--- Entries provided ---
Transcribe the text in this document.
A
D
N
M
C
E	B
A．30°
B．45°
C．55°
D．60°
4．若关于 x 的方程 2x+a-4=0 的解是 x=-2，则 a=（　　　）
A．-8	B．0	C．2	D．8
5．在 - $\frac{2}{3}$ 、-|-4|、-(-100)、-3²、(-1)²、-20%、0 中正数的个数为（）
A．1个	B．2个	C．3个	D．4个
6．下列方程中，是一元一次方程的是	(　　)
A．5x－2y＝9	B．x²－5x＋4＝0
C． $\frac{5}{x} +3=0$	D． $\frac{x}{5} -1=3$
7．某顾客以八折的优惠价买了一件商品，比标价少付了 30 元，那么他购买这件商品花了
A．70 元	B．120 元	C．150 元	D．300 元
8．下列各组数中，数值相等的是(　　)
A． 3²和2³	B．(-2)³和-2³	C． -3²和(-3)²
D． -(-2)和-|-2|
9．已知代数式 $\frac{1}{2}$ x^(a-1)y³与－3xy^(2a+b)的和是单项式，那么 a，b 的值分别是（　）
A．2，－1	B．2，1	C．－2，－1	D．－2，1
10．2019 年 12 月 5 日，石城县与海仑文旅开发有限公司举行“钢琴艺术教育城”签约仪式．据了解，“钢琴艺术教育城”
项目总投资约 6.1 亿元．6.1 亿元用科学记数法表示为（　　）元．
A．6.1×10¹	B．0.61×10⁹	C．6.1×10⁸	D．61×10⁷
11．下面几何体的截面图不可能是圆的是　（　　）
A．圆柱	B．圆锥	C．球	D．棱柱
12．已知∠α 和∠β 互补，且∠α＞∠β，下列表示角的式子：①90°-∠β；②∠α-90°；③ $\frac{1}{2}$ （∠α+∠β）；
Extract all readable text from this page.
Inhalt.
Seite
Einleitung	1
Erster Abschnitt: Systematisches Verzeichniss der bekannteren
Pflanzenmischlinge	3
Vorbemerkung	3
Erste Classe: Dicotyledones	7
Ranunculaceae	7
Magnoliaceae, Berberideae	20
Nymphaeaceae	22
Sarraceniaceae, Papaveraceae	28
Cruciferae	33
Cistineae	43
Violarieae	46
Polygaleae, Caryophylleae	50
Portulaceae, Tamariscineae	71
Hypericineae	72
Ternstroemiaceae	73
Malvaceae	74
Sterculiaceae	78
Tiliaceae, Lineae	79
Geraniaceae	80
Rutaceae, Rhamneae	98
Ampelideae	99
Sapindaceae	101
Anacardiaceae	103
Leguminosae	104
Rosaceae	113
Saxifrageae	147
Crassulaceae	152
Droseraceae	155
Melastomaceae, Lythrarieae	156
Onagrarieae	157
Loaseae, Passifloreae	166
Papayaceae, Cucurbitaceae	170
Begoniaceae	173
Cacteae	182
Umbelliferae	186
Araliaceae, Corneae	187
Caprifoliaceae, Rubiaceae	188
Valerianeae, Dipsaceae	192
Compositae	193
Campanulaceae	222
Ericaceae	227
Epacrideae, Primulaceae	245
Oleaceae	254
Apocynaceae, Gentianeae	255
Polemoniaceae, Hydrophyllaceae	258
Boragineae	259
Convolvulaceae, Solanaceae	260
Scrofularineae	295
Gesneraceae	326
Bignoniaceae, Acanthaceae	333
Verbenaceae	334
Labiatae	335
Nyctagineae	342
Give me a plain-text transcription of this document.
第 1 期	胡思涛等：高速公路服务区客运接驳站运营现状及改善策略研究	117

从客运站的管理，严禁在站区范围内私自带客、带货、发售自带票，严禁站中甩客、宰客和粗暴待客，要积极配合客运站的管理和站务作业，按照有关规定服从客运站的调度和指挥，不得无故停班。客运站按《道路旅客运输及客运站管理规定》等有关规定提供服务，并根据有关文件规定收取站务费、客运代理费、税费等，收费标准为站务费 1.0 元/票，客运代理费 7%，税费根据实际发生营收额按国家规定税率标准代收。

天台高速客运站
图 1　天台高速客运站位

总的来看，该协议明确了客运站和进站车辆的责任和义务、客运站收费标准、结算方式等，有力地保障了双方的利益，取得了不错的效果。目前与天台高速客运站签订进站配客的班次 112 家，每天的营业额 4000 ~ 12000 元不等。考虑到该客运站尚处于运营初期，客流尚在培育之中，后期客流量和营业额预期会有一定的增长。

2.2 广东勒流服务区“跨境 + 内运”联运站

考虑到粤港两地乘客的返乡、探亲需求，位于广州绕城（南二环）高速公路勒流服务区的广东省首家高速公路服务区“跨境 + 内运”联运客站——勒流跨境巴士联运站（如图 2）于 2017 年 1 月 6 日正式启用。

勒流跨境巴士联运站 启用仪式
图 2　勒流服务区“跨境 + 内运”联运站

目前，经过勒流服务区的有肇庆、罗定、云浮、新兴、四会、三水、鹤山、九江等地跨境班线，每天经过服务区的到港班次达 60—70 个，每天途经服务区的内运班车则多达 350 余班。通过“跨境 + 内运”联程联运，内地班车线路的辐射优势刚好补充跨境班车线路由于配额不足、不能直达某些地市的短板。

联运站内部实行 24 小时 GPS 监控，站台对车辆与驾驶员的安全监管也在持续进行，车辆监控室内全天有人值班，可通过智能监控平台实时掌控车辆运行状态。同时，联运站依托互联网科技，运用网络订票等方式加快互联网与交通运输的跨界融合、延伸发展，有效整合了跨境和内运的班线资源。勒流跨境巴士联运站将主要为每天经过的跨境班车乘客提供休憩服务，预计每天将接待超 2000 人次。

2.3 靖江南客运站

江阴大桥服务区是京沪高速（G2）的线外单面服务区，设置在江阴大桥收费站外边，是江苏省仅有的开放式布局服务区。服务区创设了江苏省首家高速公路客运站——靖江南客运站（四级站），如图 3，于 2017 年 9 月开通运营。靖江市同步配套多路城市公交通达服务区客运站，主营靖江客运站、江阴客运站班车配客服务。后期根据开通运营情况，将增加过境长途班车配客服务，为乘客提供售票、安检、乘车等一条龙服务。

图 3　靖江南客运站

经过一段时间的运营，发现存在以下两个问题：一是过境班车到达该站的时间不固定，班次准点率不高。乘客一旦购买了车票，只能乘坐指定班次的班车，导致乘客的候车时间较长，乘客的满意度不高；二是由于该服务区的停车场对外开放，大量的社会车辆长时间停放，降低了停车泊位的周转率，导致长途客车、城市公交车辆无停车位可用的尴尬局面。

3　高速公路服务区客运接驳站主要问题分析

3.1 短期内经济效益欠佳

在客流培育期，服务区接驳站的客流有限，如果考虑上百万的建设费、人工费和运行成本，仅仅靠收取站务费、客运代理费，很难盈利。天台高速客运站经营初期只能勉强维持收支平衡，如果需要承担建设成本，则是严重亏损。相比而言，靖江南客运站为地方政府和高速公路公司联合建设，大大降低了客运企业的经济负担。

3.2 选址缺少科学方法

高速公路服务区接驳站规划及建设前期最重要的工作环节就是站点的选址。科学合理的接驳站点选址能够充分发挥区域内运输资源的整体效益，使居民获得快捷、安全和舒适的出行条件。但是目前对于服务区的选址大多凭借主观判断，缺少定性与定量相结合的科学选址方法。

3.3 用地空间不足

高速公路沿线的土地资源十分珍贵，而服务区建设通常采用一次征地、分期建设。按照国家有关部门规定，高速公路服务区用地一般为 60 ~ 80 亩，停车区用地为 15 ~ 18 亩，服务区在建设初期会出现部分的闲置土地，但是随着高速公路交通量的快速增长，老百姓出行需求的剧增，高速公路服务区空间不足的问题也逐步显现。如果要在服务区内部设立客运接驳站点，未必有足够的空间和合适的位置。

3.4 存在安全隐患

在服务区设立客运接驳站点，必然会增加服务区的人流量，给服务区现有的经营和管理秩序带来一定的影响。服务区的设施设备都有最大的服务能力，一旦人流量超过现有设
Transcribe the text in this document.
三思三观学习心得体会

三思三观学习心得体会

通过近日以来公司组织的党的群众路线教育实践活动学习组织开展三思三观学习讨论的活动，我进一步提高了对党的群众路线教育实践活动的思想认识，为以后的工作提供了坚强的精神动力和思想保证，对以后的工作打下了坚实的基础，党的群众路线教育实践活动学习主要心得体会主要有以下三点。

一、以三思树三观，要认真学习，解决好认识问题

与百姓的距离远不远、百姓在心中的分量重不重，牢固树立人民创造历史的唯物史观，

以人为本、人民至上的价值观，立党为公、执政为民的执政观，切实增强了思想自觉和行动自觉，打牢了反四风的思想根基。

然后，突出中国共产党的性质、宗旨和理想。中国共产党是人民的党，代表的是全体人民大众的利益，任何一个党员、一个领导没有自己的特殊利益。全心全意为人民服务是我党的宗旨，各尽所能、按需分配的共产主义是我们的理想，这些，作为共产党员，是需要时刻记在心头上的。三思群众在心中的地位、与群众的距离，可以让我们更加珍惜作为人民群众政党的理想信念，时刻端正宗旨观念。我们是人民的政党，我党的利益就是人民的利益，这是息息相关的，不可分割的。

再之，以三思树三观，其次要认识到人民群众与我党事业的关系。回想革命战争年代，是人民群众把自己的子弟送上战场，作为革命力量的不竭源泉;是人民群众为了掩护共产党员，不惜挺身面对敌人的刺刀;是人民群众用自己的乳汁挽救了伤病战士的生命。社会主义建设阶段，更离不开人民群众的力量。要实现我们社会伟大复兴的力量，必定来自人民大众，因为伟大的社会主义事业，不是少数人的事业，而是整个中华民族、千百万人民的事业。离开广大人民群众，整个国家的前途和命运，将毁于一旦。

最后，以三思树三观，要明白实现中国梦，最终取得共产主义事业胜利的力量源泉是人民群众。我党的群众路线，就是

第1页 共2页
---
_Given request_
Report only how many lines in the listing contain the string "this".

_Result_
4